# PROMPT A
According to the passage on Cook Inlet beluga, in which two places have air gun surveys caused mass strandings of toothed whales?
# PROMPT B
Decide whether each statement agrees with the passage on Cook Inlet beluga. Answer yes or no for each, and quote the deciding words.
(i) The Chickaloon say beluga numbers have recovered since hunting restrictions took effect.
(ii) Some biologists use the term "acoustic smog" for the rising level of ocean noise from human activities.
(iii) The tribe counts logging among the resource extractions that threaten its traditional life.
# PROMPT C
Using the passage on Cook Inlet beluga, explain why the authorization is said to discriminate against native tribes.

# PASSAGE SHOWN
     Surveys in the Cook Inlet would also harm Steller sea lions, killer whales, harbor porpoises, harbor seals and fish, the groups say.
     Some biologists call the increasing level of ocean noise from human activities "acoustic smog," according to the complaint.
     Opponents say air gun surveys have caused some whales to stop vocalizing or to abandon habitat, and have caused mass strandings of toothed whales in the Gulf of California and Madagascar.
     The authorization is also allegedly discriminatory to native tribes, whom the government bars from hunting Cook Inlet beluga for subsistence uses.
     The Chickaloon say that the government attributed the declining whale population to their hunting, but beluga numbers have continued to plummet since enactment of hunting restrictions in 1999.
     Allowing oil interests to take whales where the Chickaloon cannot allegedly adds insult to injury for the tribe, which calls beluga a vital and thousands-year-old part of its cultural identity. The tribe says other large-scale resource extractions - such as oil and gas drilling, logging and coal, copper and gold mining - also threaten its traditional life.

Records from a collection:
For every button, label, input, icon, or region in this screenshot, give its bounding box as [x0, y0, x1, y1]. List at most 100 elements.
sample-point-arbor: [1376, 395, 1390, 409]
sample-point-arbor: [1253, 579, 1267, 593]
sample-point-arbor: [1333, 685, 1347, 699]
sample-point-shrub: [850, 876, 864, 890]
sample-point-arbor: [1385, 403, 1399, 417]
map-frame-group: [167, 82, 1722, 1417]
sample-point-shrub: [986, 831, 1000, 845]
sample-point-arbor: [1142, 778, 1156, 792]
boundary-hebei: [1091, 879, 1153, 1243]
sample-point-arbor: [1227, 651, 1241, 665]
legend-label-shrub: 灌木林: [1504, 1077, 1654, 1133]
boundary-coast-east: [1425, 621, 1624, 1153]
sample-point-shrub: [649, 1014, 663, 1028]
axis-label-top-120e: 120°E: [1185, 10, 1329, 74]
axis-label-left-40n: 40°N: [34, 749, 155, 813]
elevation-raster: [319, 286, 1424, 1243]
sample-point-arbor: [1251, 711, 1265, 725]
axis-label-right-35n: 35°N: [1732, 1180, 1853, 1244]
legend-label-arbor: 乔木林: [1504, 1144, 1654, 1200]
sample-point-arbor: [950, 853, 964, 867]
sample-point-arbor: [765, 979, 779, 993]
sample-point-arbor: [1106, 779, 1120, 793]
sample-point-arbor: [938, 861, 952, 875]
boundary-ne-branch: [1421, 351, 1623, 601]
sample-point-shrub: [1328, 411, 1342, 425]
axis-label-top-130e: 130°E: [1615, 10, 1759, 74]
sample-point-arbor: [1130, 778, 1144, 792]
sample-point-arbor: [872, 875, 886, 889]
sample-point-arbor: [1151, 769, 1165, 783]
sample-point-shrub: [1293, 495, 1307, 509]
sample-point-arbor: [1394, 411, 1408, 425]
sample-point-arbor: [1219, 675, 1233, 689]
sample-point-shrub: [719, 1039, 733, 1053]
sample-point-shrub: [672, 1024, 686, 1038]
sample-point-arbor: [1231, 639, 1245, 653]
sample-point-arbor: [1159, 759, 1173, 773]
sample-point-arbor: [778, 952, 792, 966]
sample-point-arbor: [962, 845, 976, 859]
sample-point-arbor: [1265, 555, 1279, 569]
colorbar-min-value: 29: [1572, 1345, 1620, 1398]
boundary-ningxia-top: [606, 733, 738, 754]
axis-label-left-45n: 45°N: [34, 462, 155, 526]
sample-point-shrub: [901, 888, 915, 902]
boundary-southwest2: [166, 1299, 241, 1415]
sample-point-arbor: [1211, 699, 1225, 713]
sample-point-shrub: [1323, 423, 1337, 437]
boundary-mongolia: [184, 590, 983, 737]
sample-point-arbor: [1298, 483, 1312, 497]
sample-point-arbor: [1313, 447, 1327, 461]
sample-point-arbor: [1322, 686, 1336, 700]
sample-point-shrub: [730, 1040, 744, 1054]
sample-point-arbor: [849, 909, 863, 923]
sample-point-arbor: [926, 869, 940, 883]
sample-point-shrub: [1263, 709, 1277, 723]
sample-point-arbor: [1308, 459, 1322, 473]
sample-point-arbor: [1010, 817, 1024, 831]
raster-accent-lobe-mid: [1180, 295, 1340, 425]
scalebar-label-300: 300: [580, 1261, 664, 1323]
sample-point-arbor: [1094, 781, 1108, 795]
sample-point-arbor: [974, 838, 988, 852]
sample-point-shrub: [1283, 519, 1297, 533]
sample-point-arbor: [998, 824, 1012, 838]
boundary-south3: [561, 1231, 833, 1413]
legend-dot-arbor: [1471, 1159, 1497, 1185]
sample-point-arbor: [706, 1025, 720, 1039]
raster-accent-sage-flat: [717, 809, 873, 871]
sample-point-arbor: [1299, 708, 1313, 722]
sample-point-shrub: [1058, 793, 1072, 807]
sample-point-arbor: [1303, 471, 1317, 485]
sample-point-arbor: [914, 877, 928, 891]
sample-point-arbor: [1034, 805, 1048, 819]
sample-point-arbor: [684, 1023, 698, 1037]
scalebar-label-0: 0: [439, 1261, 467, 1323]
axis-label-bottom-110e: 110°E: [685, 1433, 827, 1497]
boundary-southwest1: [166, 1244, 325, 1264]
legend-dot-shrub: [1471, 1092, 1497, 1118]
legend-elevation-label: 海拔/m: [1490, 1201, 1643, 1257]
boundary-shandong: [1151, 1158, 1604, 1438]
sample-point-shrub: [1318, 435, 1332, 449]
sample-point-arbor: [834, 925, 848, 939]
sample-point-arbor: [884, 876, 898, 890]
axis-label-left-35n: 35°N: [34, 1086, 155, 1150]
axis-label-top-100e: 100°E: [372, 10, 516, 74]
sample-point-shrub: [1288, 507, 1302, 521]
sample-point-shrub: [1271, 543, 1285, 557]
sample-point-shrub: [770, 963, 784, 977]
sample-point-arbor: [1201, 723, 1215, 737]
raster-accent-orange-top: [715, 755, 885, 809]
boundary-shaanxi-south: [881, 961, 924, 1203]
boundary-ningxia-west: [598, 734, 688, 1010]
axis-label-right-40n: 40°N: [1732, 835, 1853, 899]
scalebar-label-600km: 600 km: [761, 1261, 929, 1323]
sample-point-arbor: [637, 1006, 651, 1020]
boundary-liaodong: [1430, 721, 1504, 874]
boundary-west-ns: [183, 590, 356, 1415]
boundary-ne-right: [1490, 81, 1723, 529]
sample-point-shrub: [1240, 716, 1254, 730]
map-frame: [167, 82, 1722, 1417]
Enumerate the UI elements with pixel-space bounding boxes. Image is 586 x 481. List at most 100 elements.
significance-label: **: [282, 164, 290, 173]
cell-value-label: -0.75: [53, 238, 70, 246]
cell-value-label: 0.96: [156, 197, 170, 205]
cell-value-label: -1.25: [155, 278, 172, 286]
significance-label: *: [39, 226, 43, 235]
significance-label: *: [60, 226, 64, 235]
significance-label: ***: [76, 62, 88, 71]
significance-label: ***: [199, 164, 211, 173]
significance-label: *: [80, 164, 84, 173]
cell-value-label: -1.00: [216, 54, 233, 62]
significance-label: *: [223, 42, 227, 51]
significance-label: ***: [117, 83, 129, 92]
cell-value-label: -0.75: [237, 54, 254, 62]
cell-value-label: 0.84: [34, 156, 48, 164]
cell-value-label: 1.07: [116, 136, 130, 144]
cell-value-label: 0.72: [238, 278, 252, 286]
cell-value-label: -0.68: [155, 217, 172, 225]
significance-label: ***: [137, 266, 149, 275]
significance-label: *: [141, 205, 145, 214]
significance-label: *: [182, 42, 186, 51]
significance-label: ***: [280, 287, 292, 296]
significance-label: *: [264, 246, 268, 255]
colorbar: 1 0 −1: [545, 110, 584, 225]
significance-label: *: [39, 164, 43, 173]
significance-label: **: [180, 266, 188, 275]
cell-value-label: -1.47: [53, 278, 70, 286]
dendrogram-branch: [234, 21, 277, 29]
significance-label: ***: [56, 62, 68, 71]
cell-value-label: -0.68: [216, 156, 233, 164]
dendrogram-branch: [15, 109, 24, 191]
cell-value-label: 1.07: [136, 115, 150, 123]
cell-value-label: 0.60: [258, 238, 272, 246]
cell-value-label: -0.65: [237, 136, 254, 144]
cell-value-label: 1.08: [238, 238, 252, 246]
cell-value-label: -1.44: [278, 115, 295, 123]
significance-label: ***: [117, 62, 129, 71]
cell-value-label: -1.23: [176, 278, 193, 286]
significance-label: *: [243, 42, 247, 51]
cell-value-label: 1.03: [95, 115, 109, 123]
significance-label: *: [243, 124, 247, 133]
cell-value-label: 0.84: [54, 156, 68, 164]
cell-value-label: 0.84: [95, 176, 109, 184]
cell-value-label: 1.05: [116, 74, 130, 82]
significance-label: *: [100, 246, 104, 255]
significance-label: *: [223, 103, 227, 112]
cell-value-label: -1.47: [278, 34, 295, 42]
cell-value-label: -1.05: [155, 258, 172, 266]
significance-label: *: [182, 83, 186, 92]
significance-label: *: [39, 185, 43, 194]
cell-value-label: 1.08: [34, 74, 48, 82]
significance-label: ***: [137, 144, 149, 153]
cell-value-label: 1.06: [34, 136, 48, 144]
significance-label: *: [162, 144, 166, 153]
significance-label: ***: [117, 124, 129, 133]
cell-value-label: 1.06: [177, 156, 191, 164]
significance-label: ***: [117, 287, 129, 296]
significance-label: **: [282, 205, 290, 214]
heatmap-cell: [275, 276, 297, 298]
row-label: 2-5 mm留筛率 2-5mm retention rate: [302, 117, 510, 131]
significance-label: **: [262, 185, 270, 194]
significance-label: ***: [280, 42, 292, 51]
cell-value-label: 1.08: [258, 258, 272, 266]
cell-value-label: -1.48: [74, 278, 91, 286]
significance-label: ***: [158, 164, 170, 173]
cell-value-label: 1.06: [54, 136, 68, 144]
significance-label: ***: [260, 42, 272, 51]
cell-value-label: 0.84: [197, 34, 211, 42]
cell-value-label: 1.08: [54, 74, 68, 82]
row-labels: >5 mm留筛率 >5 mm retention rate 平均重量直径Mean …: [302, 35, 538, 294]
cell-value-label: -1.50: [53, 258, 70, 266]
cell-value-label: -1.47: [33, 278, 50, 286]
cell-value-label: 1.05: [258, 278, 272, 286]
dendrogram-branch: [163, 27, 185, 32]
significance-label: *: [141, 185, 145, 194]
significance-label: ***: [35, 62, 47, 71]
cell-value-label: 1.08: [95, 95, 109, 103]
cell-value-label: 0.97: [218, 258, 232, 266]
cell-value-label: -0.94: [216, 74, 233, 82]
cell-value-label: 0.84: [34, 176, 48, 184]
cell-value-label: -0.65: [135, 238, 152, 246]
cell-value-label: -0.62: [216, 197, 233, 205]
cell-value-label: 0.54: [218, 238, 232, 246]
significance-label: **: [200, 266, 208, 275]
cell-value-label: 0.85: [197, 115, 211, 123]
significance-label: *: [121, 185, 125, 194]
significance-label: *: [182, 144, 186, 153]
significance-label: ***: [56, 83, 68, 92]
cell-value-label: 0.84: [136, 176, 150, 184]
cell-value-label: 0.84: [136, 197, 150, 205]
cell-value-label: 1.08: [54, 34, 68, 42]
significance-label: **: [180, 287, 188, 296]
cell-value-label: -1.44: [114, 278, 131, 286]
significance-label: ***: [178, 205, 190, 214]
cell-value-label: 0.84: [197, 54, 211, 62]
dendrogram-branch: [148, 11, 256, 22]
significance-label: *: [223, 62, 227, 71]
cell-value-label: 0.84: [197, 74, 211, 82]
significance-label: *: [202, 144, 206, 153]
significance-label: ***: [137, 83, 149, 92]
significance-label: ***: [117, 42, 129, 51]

# ANSWER SPACE A
The Gulf of California and Madagascar.

# ANSWER SPACE B
(i) No: "beluga numbers have continued to plummet since enactment of hunting restrictions in 1999."
(ii) Yes: "Some biologists call the increasing level of ocean noise from human activities "acoustic smog.""
(iii) Yes: "such as oil and gas drilling, logging and coal, copper and gold mining - also threaten its traditional life."

# ANSWER SPACE C
The government bars native tribes from hunting Cook Inlet beluga for subsistence uses. The authorization nonetheless allows oil interests to take whales where the Chickaloon cannot.